Dataset records
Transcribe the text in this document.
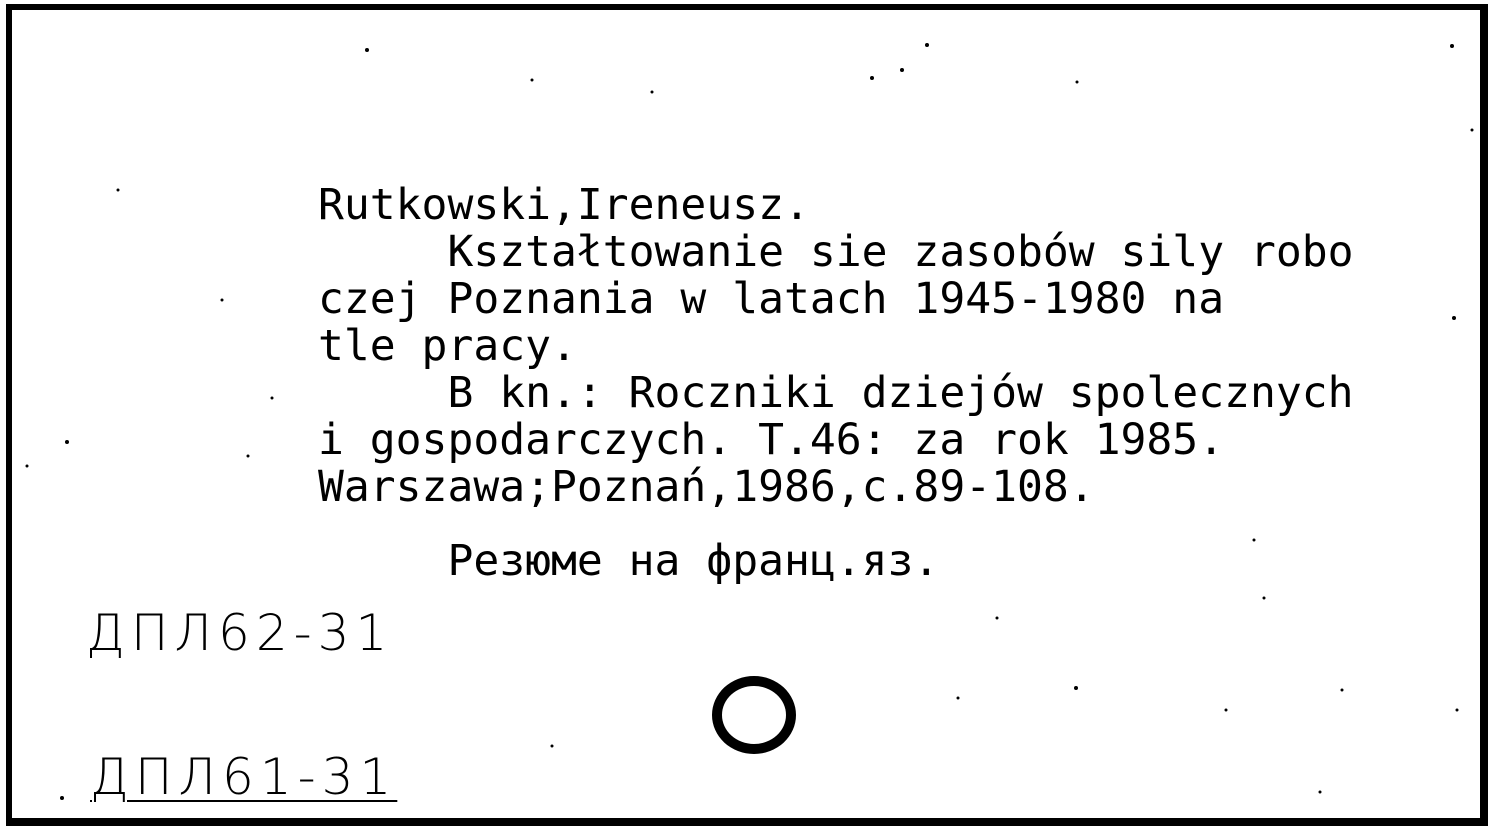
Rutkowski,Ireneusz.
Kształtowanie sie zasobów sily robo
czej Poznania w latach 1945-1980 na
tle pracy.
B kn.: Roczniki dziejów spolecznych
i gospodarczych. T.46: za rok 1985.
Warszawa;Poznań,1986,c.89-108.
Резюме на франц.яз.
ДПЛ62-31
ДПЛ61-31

* * *

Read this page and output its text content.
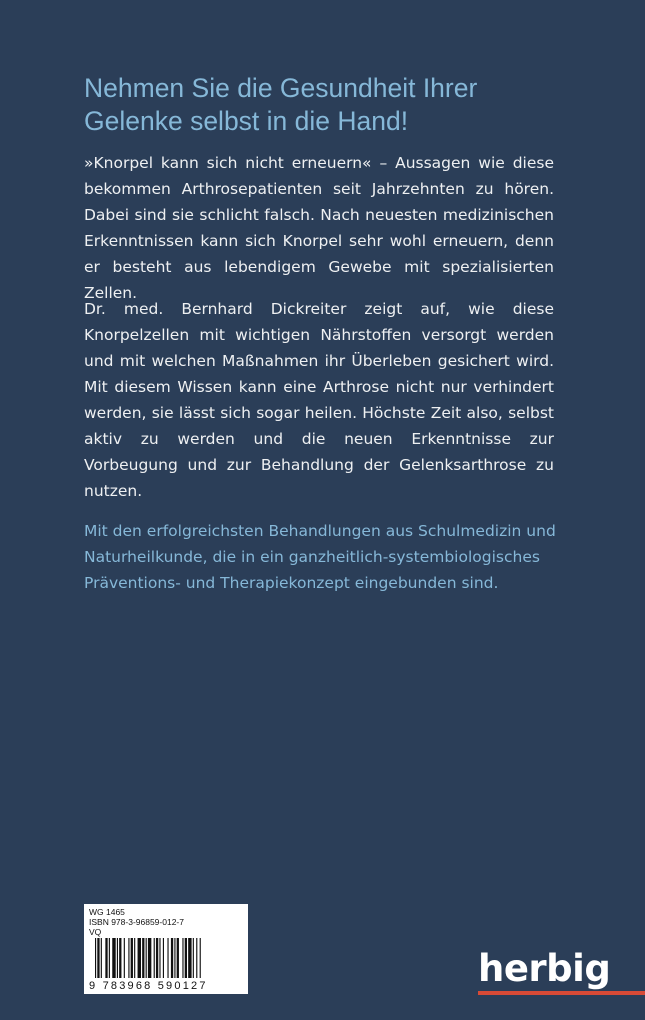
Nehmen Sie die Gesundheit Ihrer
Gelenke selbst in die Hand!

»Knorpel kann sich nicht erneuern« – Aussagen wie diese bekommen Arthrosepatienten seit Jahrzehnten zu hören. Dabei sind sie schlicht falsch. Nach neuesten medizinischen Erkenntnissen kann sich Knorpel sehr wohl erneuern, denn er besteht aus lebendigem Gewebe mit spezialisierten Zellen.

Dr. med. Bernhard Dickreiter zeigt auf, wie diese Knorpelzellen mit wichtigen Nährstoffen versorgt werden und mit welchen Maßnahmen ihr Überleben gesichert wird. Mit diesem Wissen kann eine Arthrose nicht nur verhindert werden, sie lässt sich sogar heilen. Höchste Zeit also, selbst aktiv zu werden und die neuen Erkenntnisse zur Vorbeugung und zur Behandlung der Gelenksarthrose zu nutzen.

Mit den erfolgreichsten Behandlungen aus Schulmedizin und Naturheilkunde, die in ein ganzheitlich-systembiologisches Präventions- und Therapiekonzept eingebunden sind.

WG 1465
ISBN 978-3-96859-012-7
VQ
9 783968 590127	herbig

**Problem statement**
Select and copy each line from the data that includes the word "selbst".

**Problem solution**
Gelenke selbst in die Hand!
Dr. med. Bernhard Dickreiter zeigt auf, wie diese Knorpelzellen mit wichtigen Nährstoffen versorgt werden und mit welchen Maßnahmen ihr Überleben gesichert wird. Mit diesem Wissen kann eine Arthrose nicht nur verhindert werden, sie lässt sich sogar heilen. Höchste Zeit also, selbst aktiv zu werden und die neuen Erkenntnisse zur Vorbeugung und zur Behandlung der Gelenksarthrose zu nutzen.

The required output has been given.